───── Given data ─────

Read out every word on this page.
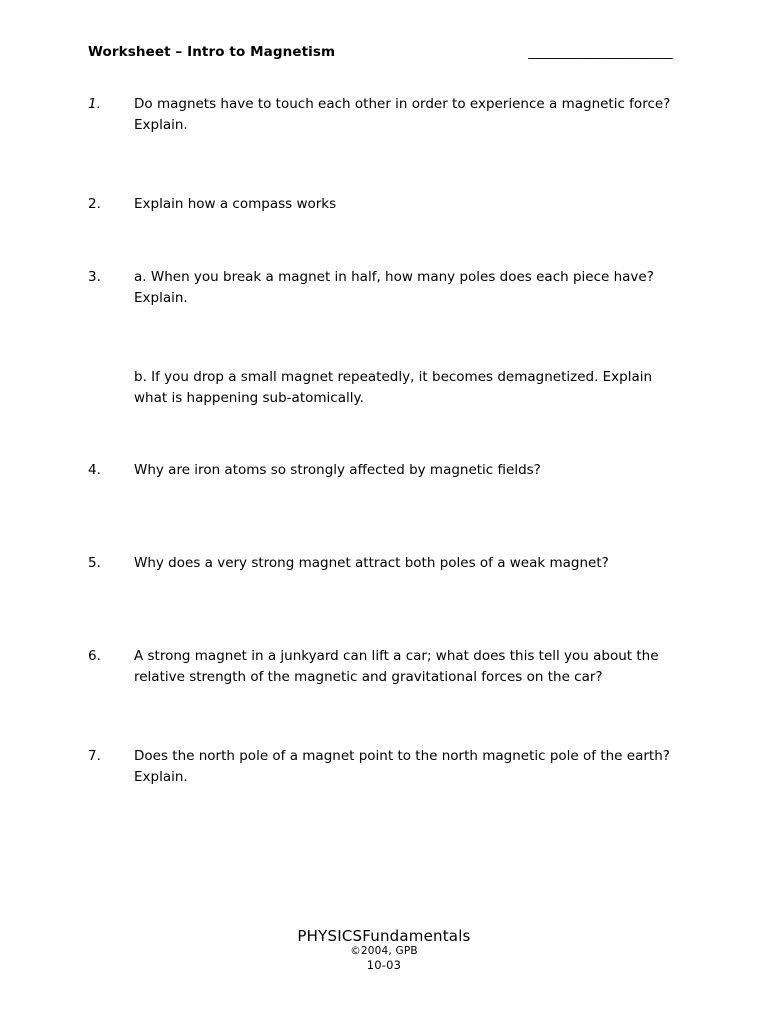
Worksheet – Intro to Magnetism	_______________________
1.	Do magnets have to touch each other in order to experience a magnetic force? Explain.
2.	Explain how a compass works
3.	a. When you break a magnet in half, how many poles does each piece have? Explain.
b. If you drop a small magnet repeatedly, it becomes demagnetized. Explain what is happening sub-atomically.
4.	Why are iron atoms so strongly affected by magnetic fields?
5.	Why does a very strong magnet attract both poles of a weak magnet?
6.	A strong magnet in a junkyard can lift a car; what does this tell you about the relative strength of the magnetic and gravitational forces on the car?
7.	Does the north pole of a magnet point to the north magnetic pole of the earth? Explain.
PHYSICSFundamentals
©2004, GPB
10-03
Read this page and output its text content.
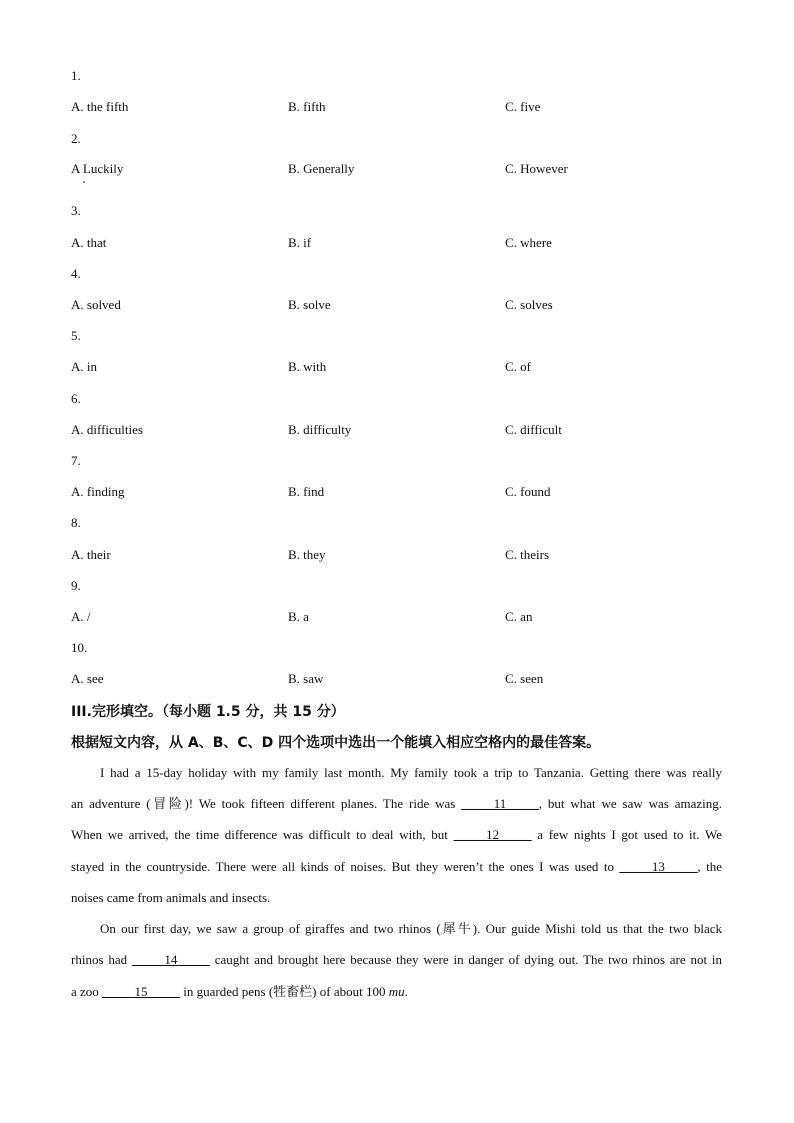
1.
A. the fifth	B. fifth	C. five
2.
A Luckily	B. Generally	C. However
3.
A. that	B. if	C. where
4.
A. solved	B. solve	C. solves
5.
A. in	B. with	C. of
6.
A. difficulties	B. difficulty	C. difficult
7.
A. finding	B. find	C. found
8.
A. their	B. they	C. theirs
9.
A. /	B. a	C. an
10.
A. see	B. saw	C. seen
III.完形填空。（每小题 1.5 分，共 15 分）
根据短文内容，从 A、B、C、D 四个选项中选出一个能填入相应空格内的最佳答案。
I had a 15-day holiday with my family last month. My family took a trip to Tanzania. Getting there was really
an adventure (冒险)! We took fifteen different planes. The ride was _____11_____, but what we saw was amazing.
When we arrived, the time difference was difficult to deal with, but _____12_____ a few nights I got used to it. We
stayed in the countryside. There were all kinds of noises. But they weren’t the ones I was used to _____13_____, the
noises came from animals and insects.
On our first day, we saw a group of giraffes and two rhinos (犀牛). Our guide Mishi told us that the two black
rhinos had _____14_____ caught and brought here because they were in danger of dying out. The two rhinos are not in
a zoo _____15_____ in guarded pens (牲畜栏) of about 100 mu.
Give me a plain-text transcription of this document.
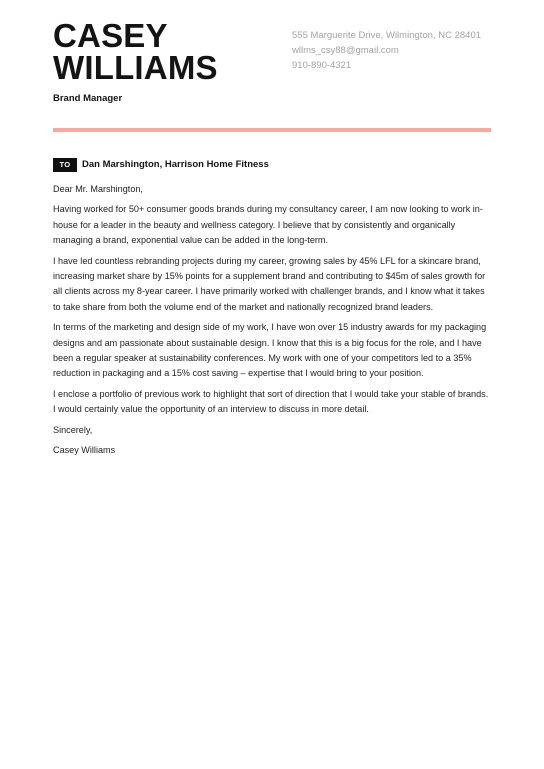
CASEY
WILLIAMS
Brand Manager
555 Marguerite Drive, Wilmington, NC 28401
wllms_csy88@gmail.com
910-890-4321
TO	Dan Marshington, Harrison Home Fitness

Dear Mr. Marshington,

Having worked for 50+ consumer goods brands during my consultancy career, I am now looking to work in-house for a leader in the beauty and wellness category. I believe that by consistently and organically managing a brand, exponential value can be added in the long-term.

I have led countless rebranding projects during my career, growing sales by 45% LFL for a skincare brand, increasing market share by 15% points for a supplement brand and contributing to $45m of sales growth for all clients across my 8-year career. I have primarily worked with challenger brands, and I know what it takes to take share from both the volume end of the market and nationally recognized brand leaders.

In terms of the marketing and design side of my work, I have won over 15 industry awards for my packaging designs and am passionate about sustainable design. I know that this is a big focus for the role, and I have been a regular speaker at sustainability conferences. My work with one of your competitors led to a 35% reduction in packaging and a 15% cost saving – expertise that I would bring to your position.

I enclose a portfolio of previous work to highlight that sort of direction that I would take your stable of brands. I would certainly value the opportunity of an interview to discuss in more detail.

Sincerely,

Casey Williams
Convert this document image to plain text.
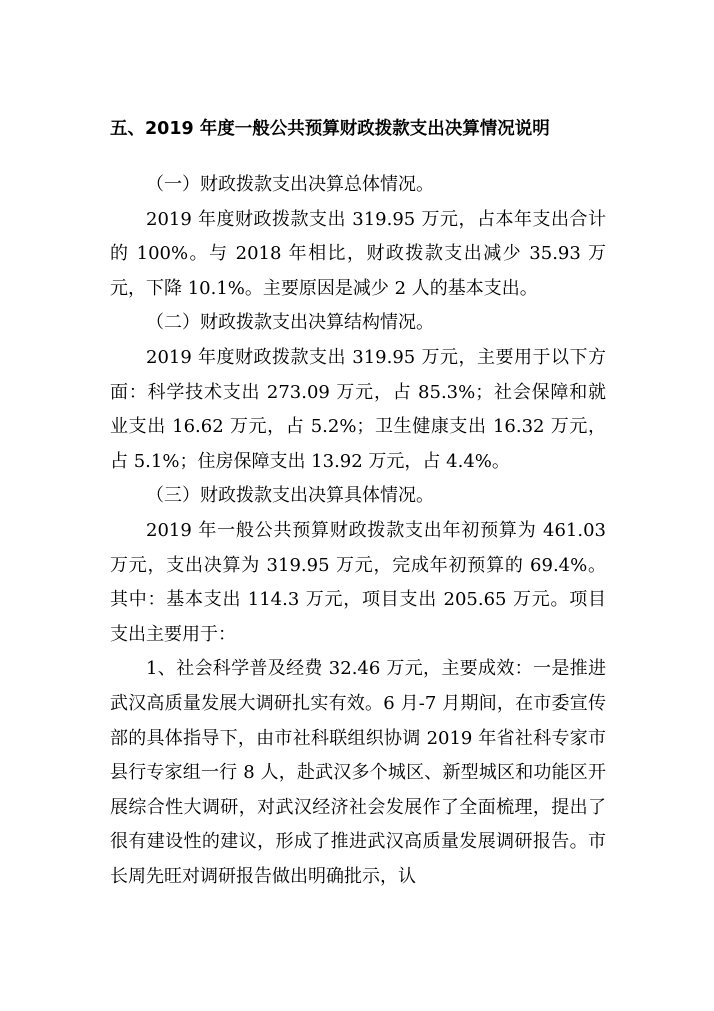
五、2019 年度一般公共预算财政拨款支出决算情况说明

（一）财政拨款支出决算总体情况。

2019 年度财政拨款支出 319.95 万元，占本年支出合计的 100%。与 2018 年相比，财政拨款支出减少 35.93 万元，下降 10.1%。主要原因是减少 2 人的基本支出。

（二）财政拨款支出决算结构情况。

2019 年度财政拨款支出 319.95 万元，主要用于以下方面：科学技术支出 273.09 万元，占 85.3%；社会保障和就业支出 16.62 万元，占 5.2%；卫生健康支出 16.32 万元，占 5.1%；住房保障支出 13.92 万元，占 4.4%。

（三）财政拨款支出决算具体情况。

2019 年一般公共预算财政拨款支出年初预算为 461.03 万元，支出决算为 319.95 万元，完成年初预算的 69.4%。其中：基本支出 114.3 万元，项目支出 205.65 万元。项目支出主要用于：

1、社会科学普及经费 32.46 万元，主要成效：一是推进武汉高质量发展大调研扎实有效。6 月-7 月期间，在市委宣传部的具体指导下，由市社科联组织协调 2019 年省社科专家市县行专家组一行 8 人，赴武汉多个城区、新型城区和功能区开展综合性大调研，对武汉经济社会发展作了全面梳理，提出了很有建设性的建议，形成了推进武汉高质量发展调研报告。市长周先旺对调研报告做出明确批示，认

─────

### [Short problem]
Provide the number of lines containing the string "each", with no other output.

### [Response to this task]
2